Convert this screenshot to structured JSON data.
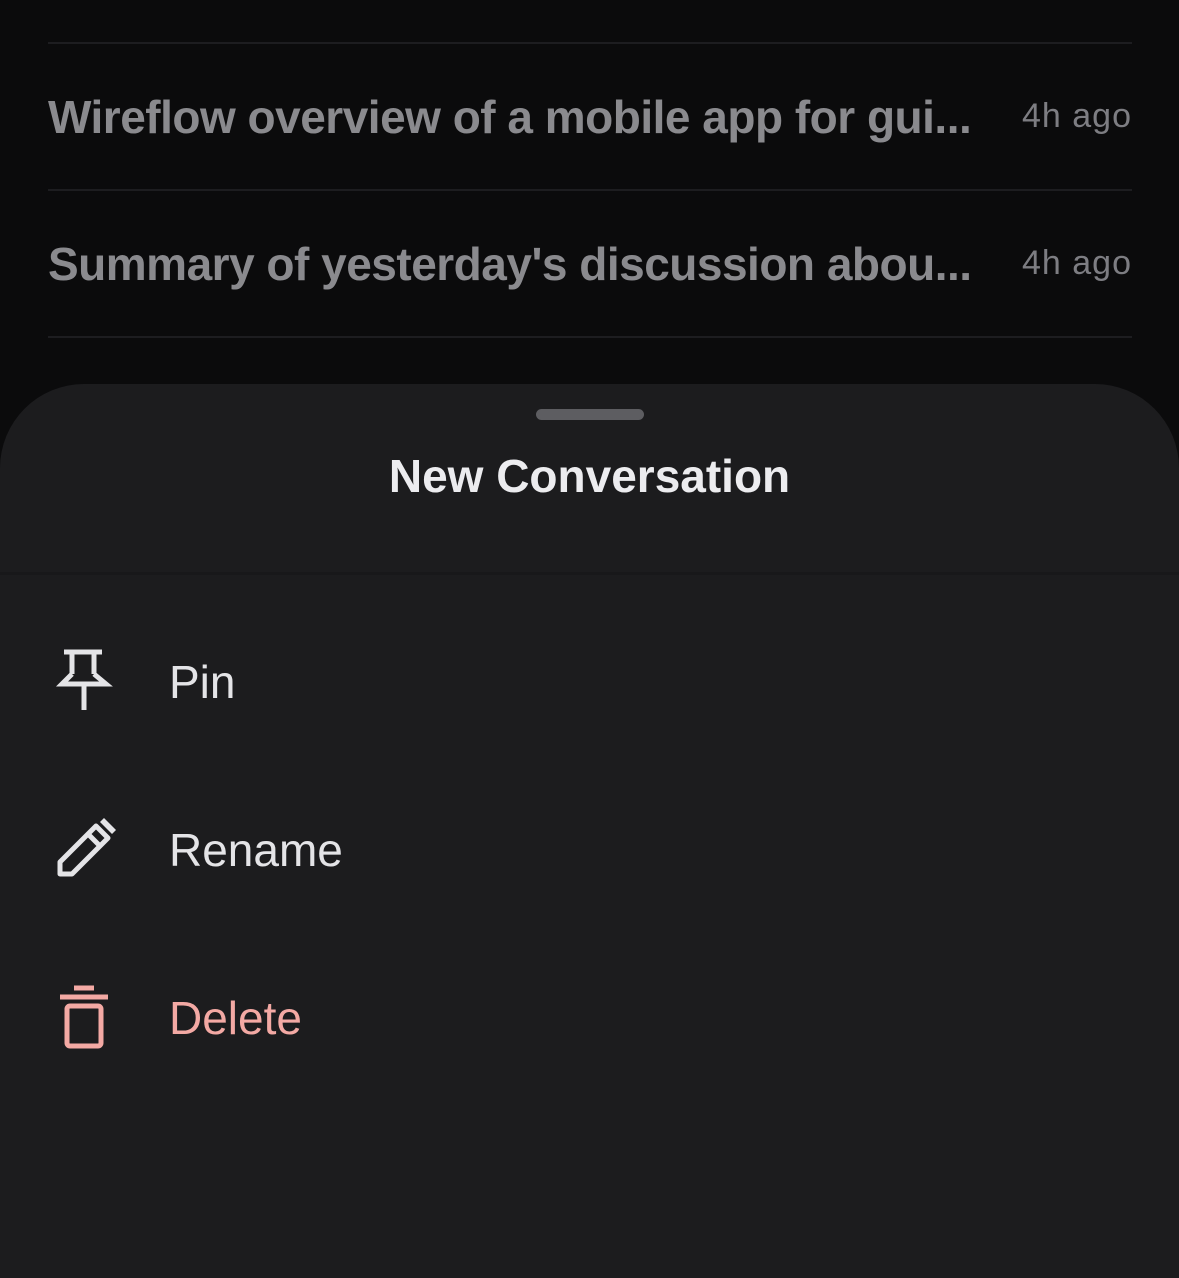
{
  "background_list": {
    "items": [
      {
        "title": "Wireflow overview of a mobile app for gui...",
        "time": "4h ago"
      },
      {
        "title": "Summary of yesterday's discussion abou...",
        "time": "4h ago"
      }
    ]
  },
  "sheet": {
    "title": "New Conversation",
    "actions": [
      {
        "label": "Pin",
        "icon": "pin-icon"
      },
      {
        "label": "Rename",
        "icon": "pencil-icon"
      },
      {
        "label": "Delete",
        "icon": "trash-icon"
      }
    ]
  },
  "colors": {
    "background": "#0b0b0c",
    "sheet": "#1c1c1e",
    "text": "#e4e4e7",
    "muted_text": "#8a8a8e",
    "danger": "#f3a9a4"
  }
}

========================

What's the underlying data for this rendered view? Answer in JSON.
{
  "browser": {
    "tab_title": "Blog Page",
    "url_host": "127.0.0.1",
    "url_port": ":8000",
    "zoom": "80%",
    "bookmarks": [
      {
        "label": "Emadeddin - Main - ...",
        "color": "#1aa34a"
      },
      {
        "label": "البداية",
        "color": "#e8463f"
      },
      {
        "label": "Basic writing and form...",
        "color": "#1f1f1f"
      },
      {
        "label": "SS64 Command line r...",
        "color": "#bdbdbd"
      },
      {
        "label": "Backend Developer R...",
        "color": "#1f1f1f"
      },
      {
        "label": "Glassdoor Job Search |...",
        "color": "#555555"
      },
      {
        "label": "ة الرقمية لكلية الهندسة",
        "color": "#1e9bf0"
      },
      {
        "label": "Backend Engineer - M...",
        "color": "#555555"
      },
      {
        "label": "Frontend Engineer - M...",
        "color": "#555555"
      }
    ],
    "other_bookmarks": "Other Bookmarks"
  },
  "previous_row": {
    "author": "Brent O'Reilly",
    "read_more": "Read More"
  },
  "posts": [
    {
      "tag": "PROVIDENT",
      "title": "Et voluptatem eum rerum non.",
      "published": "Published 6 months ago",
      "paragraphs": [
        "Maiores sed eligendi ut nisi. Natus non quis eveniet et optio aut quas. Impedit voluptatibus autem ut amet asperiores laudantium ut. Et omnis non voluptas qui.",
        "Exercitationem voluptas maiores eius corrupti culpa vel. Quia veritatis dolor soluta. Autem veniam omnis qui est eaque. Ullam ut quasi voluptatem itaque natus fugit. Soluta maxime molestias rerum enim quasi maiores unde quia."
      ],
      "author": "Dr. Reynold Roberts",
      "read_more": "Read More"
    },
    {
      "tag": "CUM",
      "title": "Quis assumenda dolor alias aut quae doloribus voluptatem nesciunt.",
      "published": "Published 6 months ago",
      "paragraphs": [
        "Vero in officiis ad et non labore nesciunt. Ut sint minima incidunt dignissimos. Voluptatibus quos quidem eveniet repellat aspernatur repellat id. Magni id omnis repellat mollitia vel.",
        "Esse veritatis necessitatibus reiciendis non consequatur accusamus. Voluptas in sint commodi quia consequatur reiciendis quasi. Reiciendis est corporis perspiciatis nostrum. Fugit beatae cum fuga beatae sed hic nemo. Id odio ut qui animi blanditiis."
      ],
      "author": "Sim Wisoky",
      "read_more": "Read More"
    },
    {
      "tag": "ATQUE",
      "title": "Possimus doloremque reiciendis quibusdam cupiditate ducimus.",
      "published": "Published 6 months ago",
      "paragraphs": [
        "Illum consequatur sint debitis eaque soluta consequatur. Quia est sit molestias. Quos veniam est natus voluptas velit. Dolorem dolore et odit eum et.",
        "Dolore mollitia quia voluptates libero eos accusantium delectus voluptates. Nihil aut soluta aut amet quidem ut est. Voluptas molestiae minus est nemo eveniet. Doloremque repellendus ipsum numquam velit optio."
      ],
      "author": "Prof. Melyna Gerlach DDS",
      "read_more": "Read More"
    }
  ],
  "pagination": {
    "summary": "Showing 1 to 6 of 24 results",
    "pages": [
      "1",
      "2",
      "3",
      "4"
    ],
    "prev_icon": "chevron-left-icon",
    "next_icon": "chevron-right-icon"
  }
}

========================

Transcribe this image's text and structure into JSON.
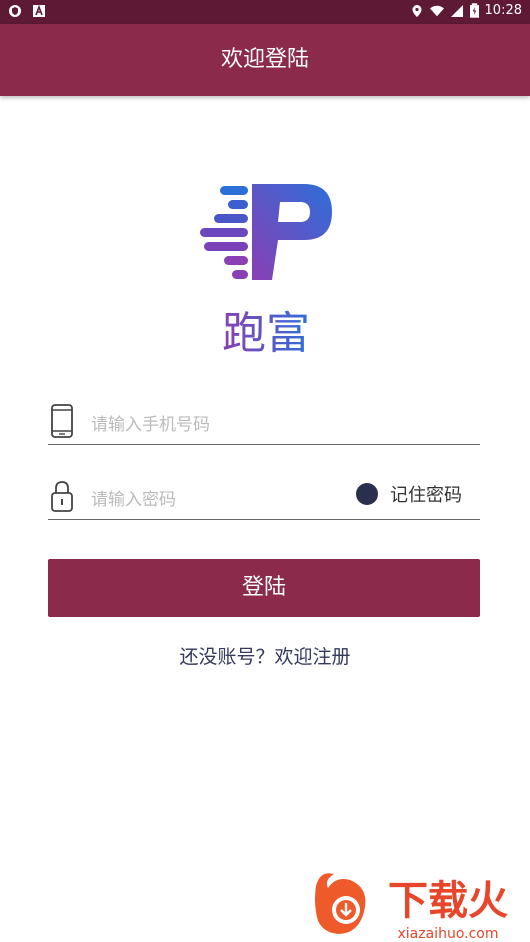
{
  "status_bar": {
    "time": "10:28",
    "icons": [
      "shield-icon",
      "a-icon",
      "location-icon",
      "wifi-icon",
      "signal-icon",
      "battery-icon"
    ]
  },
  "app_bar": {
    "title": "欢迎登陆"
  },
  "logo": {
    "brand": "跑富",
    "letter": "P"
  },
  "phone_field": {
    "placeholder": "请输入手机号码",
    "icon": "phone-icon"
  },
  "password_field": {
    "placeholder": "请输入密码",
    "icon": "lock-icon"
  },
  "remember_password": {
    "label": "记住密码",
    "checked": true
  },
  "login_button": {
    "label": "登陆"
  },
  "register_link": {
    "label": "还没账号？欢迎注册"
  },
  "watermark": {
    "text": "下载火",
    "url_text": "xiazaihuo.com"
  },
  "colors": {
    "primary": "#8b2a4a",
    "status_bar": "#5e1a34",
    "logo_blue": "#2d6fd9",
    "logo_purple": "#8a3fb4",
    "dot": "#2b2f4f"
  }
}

========================

Exercise aim:
Determine the number of lines where the string "reiciendis" occurs, and give that number only.

Written reply:
2